[Directive]: Read through the entries below and return each line with the word "Havok".

[Collected data]
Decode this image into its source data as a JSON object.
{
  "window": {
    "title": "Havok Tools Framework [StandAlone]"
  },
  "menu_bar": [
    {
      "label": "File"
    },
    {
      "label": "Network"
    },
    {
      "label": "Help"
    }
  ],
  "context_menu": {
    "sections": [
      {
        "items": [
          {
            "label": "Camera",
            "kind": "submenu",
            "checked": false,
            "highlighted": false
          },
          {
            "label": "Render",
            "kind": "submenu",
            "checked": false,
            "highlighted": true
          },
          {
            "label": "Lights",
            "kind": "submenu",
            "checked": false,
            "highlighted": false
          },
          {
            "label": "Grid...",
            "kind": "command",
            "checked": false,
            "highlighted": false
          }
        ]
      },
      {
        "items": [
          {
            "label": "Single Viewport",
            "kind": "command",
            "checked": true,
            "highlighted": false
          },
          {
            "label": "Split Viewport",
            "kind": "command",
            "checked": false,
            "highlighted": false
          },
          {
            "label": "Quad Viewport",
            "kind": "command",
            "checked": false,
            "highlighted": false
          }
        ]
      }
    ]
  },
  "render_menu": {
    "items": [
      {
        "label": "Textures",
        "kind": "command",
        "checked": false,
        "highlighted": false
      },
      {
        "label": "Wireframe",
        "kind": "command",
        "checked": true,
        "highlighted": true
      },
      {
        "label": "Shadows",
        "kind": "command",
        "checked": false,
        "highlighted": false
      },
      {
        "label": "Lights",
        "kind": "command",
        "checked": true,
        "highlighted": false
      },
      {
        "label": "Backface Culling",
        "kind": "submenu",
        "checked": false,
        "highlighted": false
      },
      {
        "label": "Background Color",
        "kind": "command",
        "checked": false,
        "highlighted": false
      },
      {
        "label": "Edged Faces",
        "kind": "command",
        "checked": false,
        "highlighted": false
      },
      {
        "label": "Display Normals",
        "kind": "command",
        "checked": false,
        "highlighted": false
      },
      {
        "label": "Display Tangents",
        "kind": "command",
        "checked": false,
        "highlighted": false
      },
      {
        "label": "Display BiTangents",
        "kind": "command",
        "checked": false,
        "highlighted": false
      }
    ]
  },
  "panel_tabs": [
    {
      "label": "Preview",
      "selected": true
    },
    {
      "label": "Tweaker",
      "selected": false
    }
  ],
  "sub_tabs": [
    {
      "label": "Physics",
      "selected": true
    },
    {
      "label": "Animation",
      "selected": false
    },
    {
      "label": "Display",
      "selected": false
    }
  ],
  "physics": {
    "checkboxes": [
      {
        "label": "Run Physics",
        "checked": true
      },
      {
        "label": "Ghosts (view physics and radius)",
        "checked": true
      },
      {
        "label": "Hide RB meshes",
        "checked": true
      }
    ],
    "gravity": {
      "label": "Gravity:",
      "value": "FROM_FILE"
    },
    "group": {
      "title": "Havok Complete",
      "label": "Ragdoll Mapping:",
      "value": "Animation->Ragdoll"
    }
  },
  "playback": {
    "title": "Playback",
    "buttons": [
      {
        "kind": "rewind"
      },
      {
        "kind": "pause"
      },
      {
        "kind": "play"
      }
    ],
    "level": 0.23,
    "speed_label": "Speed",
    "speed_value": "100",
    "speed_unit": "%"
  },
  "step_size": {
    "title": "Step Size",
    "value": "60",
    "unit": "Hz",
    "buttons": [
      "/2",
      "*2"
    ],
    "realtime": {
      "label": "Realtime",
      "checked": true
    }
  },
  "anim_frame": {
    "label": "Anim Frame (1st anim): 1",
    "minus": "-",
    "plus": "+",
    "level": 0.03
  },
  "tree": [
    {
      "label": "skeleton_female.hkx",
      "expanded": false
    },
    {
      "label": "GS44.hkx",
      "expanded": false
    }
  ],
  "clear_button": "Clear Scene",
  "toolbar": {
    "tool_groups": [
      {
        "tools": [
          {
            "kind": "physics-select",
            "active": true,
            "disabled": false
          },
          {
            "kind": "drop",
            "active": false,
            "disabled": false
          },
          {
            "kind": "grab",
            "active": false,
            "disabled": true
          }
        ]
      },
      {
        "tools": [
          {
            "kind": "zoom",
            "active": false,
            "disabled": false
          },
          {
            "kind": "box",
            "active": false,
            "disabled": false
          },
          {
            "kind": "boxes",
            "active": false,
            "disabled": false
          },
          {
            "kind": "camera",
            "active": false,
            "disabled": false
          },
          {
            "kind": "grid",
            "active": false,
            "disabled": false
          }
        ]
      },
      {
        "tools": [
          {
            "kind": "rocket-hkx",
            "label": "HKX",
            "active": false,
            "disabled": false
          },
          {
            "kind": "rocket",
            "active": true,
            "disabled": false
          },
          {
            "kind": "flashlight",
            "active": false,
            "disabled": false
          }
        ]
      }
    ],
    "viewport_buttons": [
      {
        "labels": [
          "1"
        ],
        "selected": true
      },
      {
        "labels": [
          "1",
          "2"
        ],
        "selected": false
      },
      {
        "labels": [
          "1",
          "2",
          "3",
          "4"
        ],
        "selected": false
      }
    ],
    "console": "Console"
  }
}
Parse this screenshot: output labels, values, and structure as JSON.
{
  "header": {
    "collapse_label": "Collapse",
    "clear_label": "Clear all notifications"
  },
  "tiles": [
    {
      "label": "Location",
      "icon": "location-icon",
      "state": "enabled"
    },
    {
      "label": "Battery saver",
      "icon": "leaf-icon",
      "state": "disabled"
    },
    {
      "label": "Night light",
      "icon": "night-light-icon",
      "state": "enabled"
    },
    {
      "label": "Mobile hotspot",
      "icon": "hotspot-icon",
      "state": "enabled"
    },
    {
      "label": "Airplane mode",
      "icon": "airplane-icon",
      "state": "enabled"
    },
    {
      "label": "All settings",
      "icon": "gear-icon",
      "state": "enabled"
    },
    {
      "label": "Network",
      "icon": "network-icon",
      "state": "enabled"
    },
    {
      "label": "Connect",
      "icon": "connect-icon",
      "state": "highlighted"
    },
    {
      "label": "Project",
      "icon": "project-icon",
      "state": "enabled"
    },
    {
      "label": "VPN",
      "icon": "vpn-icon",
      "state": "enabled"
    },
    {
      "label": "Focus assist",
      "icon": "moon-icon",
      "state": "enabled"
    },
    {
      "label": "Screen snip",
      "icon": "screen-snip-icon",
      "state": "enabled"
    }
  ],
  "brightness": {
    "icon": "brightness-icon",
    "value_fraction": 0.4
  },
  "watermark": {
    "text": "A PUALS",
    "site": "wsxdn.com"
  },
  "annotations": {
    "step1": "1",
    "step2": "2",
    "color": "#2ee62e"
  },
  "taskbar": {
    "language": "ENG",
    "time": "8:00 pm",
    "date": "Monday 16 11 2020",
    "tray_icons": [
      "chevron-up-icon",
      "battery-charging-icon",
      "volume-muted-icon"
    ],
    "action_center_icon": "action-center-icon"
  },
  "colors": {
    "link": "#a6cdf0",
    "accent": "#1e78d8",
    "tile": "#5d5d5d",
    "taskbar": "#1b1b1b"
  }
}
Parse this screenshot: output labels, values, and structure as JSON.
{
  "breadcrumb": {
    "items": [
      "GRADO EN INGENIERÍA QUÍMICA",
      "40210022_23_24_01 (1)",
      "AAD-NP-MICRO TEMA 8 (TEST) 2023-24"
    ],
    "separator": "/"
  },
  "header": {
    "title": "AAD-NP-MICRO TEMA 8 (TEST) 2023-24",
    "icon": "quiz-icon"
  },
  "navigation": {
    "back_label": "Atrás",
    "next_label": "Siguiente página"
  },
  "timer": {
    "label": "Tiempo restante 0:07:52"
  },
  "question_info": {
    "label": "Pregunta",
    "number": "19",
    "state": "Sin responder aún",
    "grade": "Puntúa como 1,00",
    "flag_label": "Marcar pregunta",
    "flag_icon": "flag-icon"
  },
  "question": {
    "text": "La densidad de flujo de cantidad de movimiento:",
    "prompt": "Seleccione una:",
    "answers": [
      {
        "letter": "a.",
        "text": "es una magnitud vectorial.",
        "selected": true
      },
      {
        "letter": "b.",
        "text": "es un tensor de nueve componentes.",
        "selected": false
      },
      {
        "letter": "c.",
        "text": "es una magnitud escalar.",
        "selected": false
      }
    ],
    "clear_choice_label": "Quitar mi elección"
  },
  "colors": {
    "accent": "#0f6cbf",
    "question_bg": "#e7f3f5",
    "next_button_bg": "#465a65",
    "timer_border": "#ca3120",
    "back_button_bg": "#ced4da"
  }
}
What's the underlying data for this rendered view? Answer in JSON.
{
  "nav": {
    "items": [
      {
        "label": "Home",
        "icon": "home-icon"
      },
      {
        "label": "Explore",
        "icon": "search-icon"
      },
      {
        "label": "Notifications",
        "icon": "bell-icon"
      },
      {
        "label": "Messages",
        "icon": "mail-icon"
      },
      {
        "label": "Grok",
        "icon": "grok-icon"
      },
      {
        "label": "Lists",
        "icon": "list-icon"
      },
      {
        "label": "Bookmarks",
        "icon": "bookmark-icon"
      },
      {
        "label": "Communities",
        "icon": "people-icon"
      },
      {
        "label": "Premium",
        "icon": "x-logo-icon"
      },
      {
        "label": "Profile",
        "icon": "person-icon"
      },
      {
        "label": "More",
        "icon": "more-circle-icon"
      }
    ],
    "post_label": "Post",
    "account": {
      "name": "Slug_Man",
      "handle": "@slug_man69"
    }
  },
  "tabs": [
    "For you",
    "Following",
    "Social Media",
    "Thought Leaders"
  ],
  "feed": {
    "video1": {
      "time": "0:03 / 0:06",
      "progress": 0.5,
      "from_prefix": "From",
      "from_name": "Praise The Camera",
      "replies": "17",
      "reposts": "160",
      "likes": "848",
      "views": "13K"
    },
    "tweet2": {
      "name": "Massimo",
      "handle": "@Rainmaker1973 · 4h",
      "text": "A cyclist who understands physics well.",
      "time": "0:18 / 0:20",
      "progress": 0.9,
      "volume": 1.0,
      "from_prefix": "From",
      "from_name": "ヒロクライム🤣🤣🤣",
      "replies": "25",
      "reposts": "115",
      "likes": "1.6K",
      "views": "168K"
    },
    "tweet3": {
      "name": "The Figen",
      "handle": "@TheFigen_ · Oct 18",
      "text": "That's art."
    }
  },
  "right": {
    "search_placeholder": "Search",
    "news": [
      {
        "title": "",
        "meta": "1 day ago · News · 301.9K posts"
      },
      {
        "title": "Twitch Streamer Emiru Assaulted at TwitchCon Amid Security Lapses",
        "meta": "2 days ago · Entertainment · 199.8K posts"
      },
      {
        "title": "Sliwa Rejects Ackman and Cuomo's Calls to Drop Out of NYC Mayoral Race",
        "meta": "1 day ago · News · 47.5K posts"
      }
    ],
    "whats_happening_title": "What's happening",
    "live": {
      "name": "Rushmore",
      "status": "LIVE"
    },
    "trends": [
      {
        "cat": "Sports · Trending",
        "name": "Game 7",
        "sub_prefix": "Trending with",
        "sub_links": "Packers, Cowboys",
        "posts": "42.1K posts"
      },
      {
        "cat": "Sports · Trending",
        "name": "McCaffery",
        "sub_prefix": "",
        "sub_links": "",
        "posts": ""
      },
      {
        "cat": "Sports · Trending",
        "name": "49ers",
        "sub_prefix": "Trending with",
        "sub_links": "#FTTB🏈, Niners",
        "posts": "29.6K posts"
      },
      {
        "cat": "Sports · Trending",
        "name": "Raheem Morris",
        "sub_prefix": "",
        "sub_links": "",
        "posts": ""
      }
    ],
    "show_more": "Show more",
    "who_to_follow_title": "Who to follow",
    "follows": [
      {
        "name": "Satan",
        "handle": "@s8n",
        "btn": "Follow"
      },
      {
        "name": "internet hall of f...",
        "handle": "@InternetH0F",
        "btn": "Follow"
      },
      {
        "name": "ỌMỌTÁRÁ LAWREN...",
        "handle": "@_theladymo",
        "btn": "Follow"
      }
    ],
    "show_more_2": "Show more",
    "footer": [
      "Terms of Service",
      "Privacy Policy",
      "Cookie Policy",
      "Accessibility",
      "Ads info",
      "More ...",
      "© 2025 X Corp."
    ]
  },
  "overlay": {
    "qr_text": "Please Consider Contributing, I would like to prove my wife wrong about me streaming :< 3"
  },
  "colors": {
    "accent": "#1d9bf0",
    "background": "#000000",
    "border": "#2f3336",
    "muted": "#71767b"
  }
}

[Output]:
    "title": "Havok Tools Framework [StandAlone]"
      "title": "Havok Complete",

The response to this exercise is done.